Problem to solve:
Copy out the listing that follows exactly, dropping every picture.

Supplied records:
- - - - -

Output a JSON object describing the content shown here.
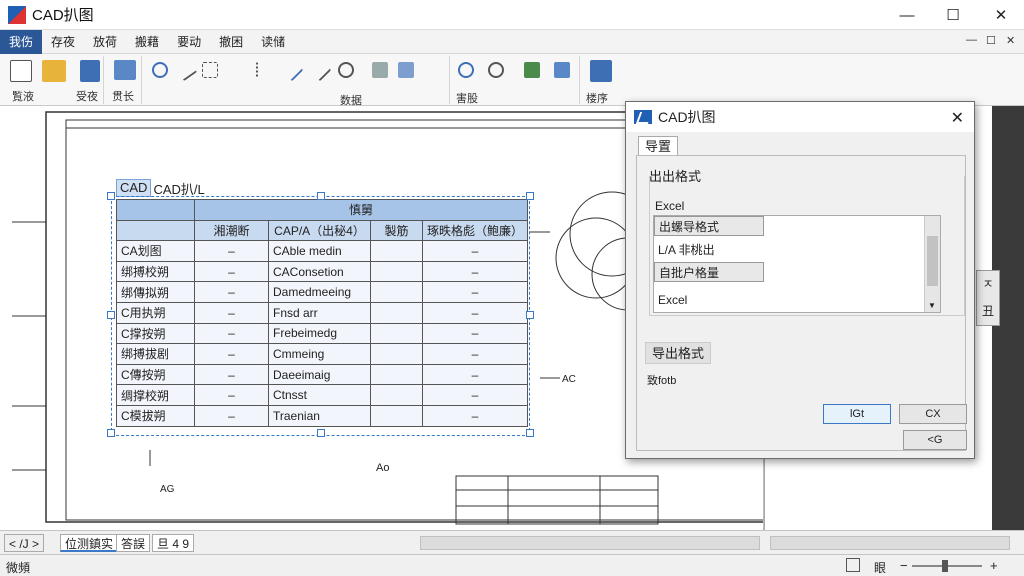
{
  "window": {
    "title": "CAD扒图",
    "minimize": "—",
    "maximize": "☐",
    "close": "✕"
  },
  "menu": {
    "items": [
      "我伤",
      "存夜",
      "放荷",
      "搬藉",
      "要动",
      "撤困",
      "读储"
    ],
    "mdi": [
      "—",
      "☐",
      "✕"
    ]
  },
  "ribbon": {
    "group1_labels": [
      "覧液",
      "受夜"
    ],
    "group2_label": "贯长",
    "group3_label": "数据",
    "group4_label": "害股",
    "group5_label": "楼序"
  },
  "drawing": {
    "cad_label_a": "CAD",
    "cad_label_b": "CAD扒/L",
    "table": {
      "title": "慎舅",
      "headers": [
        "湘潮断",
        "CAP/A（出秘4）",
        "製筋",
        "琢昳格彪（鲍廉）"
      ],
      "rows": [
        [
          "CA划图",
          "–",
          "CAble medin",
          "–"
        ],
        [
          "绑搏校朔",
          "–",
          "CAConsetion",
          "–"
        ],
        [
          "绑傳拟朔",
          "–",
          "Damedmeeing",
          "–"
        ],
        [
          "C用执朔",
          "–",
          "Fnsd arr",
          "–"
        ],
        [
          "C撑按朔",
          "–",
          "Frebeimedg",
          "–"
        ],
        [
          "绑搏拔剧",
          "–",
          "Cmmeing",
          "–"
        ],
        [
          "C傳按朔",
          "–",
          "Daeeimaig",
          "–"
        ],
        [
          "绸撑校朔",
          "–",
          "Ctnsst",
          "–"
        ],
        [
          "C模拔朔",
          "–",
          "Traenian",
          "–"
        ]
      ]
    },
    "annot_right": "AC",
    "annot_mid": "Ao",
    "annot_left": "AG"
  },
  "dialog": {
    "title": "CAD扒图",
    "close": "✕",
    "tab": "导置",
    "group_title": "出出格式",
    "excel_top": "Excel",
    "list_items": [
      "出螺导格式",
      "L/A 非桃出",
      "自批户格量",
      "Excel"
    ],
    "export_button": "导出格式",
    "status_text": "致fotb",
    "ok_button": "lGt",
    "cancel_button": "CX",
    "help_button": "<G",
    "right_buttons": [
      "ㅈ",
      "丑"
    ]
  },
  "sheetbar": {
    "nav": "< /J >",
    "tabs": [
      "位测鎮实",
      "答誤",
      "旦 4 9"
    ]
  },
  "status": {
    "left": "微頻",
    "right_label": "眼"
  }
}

- - - - -

Completed exercise:
Output a JSON object describing the content shown here.
{
  "window": {
    "title": "CAD扒图",
    "minimize": "—",
    "maximize": "☐",
    "close": "✕"
  },
  "menu": {
    "items": [
      "我伤",
      "存夜",
      "放荷",
      "搬藉",
      "要动",
      "撤困",
      "读储"
    ],
    "mdi": [
      "—",
      "☐",
      "✕"
    ]
  },
  "ribbon": {
    "group1_labels": [
      "覧液",
      "受夜"
    ],
    "group2_label": "贯长",
    "group3_label": "数据",
    "group4_label": "害股",
    "group5_label": "楼序"
  },
  "drawing": {
    "cad_label_a": "CAD",
    "cad_label_b": "CAD扒/L",
    "table": {
      "title": "慎舅",
      "headers": [
        "湘潮断",
        "CAP/A（出秘4）",
        "製筋",
        "琢昳格彪（鲍廉）"
      ],
      "rows": [
        [
          "CA划图",
          "–",
          "CAble medin",
          "–"
        ],
        [
          "绑搏校朔",
          "–",
          "CAConsetion",
          "–"
        ],
        [
          "绑傳拟朔",
          "–",
          "Damedmeeing",
          "–"
        ],
        [
          "C用执朔",
          "–",
          "Fnsd arr",
          "–"
        ],
        [
          "C撑按朔",
          "–",
          "Frebeimedg",
          "–"
        ],
        [
          "绑搏拔剧",
          "–",
          "Cmmeing",
          "–"
        ],
        [
          "C傳按朔",
          "–",
          "Daeeimaig",
          "–"
        ],
        [
          "绸撑校朔",
          "–",
          "Ctnsst",
          "–"
        ],
        [
          "C模拔朔",
          "–",
          "Traenian",
          "–"
        ]
      ]
    },
    "annot_right": "AC",
    "annot_mid": "Ao",
    "annot_left": "AG"
  },
  "dialog": {
    "title": "CAD扒图",
    "close": "✕",
    "tab": "导置",
    "group_title": "出出格式",
    "excel_top": "Excel",
    "list_items": [
      "出螺导格式",
      "L/A 非桃出",
      "自批户格量",
      "Excel"
    ],
    "export_button": "导出格式",
    "status_text": "致fotb",
    "ok_button": "lGt",
    "cancel_button": "CX",
    "help_button": "<G",
    "right_buttons": [
      "ㅈ",
      "丑"
    ]
  },
  "sheetbar": {
    "nav": "< /J >",
    "tabs": [
      "位测鎮实",
      "答誤",
      "旦 4 9"
    ]
  },
  "status": {
    "left": "微頻",
    "right_label": "眼"
  }
}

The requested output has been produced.